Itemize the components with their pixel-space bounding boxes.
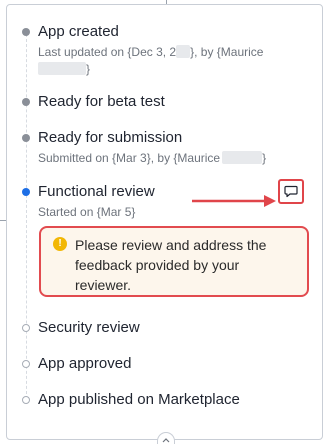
step-title: App published on Marketplace bbox=[38, 391, 240, 408]
step-title: Security review bbox=[38, 319, 140, 336]
step-title: Functional review bbox=[38, 183, 155, 200]
redacted-text bbox=[38, 62, 86, 75]
step-done-dot bbox=[22, 28, 30, 36]
subtitle-text: Last updated on {Dec 3, 2 bbox=[38, 45, 177, 59]
subtitle-text: } bbox=[86, 62, 91, 76]
step-current-dot bbox=[22, 188, 30, 196]
step-title: App approved bbox=[38, 355, 132, 372]
redacted-text bbox=[222, 151, 263, 164]
step-pending-dot bbox=[22, 360, 30, 368]
step-ready-for-beta-test: Ready for beta test bbox=[20, 92, 319, 112]
step-subtitle: Submitted on {Mar 3}, by {Maurice} bbox=[38, 150, 266, 167]
step-title: Ready for beta test bbox=[38, 93, 165, 110]
step-pending-dot bbox=[22, 396, 30, 404]
step-done-dot bbox=[22, 134, 30, 142]
step-title: App created bbox=[38, 23, 119, 40]
chevron-up-icon bbox=[162, 438, 170, 443]
step-app-published: App published on Marketplace bbox=[20, 390, 319, 410]
step-title: Ready for submission bbox=[38, 129, 183, 146]
alert-message: Please review and address the feedback p… bbox=[75, 237, 267, 293]
expand-toggle[interactable] bbox=[157, 432, 175, 444]
step-security-review: Security review bbox=[20, 318, 319, 338]
comment-button[interactable] bbox=[278, 179, 304, 204]
arrow-right-icon bbox=[192, 195, 276, 207]
subtitle-text: }, by {Maurice bbox=[190, 45, 264, 59]
step-subtitle: Started on {Mar 5} bbox=[38, 205, 136, 219]
warning-icon: ! bbox=[53, 237, 67, 251]
redacted-text bbox=[176, 45, 191, 58]
feedback-alert: ! Please review and address the feedback… bbox=[39, 226, 309, 297]
comment-icon bbox=[284, 185, 298, 198]
step-pending-dot bbox=[22, 324, 30, 332]
step-ready-for-submission: Ready for submission Submitted on {Mar 3… bbox=[20, 128, 319, 168]
step-app-approved: App approved bbox=[20, 354, 319, 374]
subtitle-text: Submitted on {Mar 3}, by {Maurice bbox=[38, 151, 221, 165]
step-done-dot bbox=[22, 98, 30, 106]
step-app-created: App created Last updated on {Dec 3, 2 }, … bbox=[20, 22, 319, 78]
step-subtitle: Last updated on {Dec 3, 2}, by {Maurice … bbox=[38, 44, 308, 78]
subtitle-text: } bbox=[262, 151, 267, 165]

- [Given request] Quote every line above verbatim, omitting the picture from your answer.

- [Written solution]
Itemize the components with their pixel-space bounding boxes.
step-title: App published on Marketplace bbox=[38, 391, 240, 408]
step-title: Security review bbox=[38, 319, 140, 336]
step-title: Functional review bbox=[38, 183, 155, 200]
redacted-text bbox=[38, 62, 86, 75]
step-done-dot bbox=[22, 28, 30, 36]
subtitle-text: Last updated on {Dec 3, 2 bbox=[38, 45, 177, 59]
subtitle-text: } bbox=[86, 62, 91, 76]
step-current-dot bbox=[22, 188, 30, 196]
step-title: App approved bbox=[38, 355, 132, 372]
redacted-text bbox=[222, 151, 263, 164]
step-pending-dot bbox=[22, 360, 30, 368]
step-ready-for-beta-test: Ready for beta test bbox=[20, 92, 319, 112]
step-subtitle: Submitted on {Mar 3}, by {Maurice} bbox=[38, 150, 266, 167]
step-title: Ready for beta test bbox=[38, 93, 165, 110]
step-pending-dot bbox=[22, 396, 30, 404]
step-done-dot bbox=[22, 134, 30, 142]
step-title: App created bbox=[38, 23, 119, 40]
chevron-up-icon bbox=[162, 438, 170, 443]
step-app-published: App published on Marketplace bbox=[20, 390, 319, 410]
step-title: Ready for submission bbox=[38, 129, 183, 146]
alert-message: Please review and address the feedback p… bbox=[75, 237, 267, 293]
expand-toggle[interactable] bbox=[157, 432, 175, 444]
step-security-review: Security review bbox=[20, 318, 319, 338]
comment-button[interactable] bbox=[278, 179, 304, 204]
arrow-right-icon bbox=[192, 195, 276, 207]
subtitle-text: }, by {Maurice bbox=[190, 45, 264, 59]
step-subtitle: Started on {Mar 5} bbox=[38, 205, 136, 219]
warning-icon: ! bbox=[53, 237, 67, 251]
redacted-text bbox=[176, 45, 191, 58]
feedback-alert: ! Please review and address the feedback… bbox=[39, 226, 309, 297]
comment-icon bbox=[284, 185, 298, 198]
step-pending-dot bbox=[22, 324, 30, 332]
step-ready-for-submission: Ready for submission Submitted on {Mar 3… bbox=[20, 128, 319, 168]
step-app-approved: App approved bbox=[20, 354, 319, 374]
subtitle-text: Submitted on {Mar 3}, by {Maurice bbox=[38, 151, 221, 165]
step-done-dot bbox=[22, 98, 30, 106]
step-app-created: App created Last updated on {Dec 3, 2 }, … bbox=[20, 22, 319, 78]
step-subtitle: Last updated on {Dec 3, 2}, by {Maurice … bbox=[38, 44, 308, 78]
subtitle-text: } bbox=[262, 151, 267, 165]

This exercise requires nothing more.